• **Required task**
Reproduce every line in the listing that contains the word "needed".

___ Data for this exercise

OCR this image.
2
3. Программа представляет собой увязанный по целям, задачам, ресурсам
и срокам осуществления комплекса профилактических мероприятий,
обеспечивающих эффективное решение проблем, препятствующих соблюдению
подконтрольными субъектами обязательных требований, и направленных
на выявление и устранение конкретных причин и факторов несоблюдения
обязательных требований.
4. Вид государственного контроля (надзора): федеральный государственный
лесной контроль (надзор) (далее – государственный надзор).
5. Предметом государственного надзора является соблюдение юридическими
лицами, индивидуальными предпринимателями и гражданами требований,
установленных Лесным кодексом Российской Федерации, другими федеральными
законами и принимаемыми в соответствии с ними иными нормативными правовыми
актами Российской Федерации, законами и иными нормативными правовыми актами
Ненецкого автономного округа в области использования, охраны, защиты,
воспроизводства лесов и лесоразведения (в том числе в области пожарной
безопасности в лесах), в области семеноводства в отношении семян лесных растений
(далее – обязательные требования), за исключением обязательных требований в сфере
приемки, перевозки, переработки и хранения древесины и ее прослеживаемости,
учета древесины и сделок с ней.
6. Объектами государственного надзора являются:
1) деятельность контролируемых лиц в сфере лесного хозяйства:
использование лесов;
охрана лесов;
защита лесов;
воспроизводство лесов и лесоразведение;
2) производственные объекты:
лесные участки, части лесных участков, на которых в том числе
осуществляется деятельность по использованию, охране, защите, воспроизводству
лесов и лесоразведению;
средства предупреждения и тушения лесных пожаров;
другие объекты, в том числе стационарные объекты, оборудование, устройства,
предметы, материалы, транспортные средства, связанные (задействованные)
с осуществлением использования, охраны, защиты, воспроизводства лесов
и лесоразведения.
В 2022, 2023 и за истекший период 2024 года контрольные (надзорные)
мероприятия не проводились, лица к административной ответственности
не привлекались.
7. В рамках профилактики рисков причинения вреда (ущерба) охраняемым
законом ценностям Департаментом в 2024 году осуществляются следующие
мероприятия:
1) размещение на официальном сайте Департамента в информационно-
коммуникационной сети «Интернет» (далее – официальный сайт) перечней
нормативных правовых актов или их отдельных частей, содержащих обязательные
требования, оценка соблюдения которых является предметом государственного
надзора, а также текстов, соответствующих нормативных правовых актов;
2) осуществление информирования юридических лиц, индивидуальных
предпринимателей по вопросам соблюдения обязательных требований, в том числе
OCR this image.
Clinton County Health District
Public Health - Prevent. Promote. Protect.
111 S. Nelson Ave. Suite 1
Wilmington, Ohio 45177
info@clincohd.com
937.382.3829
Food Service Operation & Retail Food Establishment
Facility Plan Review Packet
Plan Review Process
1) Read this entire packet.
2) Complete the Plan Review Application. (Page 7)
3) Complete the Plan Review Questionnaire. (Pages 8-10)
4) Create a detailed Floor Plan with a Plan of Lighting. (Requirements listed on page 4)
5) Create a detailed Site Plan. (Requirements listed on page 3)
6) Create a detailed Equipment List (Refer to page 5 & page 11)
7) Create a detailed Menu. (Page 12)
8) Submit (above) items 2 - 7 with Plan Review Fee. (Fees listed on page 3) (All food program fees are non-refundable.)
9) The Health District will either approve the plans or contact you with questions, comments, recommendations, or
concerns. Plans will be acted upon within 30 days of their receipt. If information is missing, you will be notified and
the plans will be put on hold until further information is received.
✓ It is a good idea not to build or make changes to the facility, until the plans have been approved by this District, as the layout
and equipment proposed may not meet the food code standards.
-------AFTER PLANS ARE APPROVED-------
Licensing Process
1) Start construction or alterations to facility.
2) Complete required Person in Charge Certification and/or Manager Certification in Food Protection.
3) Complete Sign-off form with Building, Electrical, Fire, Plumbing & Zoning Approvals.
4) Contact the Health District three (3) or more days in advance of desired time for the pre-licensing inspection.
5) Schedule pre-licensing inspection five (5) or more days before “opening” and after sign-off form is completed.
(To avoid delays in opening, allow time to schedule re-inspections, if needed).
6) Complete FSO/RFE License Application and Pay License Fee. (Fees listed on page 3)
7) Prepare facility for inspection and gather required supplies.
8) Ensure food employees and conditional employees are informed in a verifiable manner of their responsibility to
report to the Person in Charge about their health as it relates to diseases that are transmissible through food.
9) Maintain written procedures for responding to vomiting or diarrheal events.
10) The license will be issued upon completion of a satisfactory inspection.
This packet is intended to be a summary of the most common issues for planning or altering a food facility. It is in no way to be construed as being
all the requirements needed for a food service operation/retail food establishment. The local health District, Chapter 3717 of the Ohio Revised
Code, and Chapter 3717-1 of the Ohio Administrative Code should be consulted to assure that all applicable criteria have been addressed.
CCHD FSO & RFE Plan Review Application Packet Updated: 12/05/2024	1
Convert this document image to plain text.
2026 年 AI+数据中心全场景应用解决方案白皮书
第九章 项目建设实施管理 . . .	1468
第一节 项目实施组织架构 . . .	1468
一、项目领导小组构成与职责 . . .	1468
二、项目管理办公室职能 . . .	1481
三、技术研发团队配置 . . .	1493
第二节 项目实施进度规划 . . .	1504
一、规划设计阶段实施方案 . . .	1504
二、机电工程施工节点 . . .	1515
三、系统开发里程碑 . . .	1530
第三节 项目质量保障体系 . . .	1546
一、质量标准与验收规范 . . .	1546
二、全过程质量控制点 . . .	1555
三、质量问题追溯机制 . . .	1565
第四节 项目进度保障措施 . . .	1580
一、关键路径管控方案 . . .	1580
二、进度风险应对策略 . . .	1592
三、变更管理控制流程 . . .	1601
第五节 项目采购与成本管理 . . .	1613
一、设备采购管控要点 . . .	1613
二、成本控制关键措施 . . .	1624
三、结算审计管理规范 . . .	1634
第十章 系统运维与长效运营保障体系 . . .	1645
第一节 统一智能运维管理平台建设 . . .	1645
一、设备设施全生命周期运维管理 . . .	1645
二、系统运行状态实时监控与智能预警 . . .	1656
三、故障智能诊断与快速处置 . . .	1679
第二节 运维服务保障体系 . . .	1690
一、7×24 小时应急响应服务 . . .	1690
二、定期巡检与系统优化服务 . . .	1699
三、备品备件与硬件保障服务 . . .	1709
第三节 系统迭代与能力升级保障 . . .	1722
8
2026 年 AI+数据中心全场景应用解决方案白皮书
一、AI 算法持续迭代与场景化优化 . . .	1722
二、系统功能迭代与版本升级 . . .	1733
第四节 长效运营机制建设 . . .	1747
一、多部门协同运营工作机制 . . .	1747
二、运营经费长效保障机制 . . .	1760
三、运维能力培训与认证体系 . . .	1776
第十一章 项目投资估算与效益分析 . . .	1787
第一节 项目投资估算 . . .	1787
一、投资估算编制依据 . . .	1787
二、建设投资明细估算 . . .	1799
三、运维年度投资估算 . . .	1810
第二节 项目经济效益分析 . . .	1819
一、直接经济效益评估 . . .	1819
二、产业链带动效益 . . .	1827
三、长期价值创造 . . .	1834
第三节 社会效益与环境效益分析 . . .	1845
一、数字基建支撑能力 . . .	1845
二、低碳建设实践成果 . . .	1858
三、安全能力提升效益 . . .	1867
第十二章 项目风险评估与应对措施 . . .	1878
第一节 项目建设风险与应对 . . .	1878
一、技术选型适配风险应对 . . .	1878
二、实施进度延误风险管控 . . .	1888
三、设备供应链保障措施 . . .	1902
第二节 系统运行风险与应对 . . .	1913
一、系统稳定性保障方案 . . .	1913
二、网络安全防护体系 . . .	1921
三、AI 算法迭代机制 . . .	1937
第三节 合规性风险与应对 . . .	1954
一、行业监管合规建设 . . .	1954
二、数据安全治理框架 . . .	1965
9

______

• **Result for this exercise**
(To avoid delays in opening, allow time to schedule re-inspections, if needed).
all the requirements needed for a food service operation/retail food establishment. The local health District, Chapter 3717 of the Ohio Revised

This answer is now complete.